### Request
Among the entries below, find the lines with "如图所示" and copy them.

### Material provided
____
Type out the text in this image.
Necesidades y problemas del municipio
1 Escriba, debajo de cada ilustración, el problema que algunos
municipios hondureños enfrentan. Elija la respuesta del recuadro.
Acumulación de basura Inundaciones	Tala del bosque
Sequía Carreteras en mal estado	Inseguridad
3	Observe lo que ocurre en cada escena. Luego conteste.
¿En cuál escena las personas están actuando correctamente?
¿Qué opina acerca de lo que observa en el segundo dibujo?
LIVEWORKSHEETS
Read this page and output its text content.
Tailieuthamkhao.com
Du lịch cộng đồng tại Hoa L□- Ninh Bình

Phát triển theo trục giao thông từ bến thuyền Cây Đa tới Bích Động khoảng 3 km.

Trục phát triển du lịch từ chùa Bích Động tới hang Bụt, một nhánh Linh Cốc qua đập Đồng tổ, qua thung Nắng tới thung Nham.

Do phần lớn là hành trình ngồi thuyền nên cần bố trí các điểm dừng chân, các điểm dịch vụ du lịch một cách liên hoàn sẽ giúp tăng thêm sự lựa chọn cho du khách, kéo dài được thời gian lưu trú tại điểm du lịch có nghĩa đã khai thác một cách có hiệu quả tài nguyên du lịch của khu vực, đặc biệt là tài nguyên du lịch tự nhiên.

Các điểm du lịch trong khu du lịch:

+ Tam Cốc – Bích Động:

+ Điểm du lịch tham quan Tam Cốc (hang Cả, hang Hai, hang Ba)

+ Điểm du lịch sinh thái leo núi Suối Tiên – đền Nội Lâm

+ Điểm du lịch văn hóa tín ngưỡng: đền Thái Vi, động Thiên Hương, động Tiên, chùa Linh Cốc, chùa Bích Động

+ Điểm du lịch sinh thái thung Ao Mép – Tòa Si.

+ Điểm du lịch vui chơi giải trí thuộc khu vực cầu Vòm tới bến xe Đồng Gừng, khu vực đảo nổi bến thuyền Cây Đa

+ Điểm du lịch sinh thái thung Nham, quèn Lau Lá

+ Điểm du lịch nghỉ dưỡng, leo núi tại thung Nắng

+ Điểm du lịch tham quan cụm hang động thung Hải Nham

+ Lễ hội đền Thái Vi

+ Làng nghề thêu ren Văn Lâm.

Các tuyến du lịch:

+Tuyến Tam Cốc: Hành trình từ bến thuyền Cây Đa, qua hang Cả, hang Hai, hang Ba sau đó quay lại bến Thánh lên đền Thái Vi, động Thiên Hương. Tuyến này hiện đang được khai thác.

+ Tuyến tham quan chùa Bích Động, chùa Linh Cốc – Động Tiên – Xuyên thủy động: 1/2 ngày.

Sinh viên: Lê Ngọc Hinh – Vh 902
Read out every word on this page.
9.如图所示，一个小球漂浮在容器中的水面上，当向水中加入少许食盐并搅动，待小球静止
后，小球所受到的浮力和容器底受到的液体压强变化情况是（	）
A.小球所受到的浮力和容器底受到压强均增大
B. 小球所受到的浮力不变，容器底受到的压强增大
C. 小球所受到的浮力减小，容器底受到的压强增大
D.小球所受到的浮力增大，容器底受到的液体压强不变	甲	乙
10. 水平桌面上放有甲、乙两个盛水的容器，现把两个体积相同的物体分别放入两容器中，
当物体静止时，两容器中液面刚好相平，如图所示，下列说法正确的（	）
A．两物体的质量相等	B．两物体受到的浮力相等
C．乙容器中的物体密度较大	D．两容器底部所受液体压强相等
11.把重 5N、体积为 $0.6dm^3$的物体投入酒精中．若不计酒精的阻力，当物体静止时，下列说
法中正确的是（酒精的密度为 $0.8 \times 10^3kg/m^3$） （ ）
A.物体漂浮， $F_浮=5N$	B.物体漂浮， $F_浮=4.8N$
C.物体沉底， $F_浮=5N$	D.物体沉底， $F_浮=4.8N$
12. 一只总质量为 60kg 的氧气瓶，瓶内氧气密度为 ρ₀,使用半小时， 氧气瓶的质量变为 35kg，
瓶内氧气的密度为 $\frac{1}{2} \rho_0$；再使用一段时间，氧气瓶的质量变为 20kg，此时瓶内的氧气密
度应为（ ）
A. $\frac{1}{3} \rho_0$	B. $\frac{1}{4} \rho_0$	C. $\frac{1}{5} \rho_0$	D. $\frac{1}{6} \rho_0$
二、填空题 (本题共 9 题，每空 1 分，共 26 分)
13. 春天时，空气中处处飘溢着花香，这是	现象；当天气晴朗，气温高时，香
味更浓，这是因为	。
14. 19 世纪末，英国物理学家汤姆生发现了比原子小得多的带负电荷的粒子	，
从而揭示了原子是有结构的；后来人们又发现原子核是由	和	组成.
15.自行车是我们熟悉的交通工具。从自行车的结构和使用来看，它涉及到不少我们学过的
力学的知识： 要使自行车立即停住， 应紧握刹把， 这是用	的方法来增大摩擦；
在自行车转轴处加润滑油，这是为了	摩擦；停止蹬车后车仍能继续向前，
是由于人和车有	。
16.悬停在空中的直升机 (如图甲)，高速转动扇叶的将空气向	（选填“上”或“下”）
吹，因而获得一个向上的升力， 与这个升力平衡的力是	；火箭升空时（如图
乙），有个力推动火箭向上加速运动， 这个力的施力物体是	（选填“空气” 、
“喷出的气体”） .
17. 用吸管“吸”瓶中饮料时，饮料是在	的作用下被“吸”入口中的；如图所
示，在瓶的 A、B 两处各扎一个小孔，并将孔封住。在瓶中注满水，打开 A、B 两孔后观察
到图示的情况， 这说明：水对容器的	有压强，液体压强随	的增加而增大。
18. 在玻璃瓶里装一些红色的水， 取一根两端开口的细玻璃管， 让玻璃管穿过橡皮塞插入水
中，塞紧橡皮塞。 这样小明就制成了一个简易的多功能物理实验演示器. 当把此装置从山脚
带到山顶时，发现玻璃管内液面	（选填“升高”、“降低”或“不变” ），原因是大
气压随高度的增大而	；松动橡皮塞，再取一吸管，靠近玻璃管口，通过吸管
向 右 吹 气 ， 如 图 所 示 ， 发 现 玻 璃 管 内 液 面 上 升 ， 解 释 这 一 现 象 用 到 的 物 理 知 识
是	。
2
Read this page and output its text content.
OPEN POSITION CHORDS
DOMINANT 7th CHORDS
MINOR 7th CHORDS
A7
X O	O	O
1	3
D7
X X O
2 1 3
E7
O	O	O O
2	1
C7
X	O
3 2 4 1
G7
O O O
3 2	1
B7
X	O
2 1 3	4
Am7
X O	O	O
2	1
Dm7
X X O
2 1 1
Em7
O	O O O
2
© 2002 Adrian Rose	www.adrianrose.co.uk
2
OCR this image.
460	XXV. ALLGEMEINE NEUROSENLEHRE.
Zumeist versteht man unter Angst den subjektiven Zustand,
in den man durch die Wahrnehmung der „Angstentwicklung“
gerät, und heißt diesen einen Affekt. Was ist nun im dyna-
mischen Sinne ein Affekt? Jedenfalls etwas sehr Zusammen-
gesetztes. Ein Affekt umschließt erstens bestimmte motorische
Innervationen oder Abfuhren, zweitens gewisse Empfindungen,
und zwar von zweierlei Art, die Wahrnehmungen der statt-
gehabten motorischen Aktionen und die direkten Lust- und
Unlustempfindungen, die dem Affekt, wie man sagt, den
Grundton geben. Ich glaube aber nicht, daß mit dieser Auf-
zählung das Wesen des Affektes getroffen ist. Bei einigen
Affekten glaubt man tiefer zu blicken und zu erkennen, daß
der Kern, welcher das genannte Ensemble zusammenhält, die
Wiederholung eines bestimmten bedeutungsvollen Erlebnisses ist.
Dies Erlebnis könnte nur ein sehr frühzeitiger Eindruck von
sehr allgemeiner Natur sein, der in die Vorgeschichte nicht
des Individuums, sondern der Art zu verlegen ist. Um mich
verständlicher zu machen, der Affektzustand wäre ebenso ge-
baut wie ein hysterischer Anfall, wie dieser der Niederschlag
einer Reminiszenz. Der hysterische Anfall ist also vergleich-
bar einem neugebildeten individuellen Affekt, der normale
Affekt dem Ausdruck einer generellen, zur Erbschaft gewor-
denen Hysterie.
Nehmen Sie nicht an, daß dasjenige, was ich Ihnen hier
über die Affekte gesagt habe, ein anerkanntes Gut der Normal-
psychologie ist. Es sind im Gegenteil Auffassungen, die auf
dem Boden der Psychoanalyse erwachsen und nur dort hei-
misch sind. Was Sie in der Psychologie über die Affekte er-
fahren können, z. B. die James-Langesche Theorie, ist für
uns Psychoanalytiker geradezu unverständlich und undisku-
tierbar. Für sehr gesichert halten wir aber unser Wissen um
____
### Exercise response
9.如图所示，一个小球漂浮在容器中的水面上，当向水中加入少许食盐并搅动，待小球静止
当物体静止时，两容器中液面刚好相平，如图所示，下列说法正确的（	）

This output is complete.